▸ What the exercise asks:
Show all lines from the data that include the word "TRCC".

** start of Rows **

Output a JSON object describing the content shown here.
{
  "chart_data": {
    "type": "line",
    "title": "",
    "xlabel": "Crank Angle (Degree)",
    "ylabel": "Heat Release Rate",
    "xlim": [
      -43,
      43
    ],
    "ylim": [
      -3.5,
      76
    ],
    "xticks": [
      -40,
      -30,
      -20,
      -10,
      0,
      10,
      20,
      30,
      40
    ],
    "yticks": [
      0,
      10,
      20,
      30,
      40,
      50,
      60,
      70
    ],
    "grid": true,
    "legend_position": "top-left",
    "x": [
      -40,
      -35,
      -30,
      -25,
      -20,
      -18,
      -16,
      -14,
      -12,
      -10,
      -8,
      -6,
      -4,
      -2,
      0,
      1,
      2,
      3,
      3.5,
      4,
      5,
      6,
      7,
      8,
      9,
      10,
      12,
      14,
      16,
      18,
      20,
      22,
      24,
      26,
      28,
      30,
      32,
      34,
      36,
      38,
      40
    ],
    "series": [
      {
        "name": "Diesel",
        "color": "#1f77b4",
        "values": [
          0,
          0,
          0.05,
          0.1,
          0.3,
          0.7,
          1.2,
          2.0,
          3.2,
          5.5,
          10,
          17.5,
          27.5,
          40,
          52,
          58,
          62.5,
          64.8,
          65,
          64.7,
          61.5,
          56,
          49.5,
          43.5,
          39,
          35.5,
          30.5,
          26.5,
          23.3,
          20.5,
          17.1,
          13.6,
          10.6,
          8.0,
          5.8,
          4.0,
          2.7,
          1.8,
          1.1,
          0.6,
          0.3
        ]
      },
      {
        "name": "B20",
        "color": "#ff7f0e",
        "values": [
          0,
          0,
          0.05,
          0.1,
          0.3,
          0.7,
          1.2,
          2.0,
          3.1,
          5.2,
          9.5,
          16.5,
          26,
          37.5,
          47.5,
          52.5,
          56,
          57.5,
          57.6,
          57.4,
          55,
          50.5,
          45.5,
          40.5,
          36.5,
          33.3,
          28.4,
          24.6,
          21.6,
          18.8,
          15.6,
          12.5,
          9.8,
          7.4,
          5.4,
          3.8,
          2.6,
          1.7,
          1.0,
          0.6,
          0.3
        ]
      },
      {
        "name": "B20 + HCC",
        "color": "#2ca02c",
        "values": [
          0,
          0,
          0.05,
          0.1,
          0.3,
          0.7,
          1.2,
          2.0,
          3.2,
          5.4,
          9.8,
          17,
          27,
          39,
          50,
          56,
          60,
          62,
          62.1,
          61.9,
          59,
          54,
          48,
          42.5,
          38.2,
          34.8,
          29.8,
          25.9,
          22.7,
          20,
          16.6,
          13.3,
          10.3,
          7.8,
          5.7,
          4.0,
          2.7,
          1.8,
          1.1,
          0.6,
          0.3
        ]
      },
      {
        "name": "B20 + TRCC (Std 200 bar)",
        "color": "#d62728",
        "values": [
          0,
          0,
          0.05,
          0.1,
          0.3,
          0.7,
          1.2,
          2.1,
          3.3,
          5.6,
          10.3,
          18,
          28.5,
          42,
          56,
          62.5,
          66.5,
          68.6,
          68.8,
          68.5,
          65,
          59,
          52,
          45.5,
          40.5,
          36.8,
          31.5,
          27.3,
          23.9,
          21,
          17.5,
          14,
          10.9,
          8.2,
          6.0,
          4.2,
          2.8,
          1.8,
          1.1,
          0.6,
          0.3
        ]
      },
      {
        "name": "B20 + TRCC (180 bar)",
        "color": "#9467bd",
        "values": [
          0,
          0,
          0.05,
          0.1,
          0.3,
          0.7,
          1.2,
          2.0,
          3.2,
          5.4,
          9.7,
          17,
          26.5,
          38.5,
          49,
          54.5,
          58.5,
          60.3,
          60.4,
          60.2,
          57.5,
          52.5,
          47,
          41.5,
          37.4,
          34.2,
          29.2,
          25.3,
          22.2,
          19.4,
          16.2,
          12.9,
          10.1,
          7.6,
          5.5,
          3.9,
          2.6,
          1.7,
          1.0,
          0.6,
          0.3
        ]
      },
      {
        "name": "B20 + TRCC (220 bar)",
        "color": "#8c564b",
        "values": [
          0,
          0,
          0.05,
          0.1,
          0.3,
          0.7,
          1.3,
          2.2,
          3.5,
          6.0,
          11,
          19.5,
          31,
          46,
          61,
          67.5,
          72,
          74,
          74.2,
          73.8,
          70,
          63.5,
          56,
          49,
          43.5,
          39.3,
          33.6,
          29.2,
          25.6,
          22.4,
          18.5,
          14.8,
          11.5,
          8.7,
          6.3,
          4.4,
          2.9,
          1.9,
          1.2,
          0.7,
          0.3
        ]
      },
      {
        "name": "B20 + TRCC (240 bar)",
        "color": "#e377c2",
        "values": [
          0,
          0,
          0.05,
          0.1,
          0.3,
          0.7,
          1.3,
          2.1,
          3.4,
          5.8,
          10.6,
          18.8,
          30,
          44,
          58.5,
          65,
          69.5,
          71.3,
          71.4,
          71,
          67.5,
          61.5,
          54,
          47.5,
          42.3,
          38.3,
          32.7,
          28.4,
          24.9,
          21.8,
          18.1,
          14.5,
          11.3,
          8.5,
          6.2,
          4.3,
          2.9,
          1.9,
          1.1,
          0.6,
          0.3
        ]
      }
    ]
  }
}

** end of Rows **

▸ The completed task:
        "name": "B20 + TRCC (Std 200 bar)",
        "name": "B20 + TRCC (180 bar)",
        "name": "B20 + TRCC (220 bar)",
        "name": "B20 + TRCC (240 bar)",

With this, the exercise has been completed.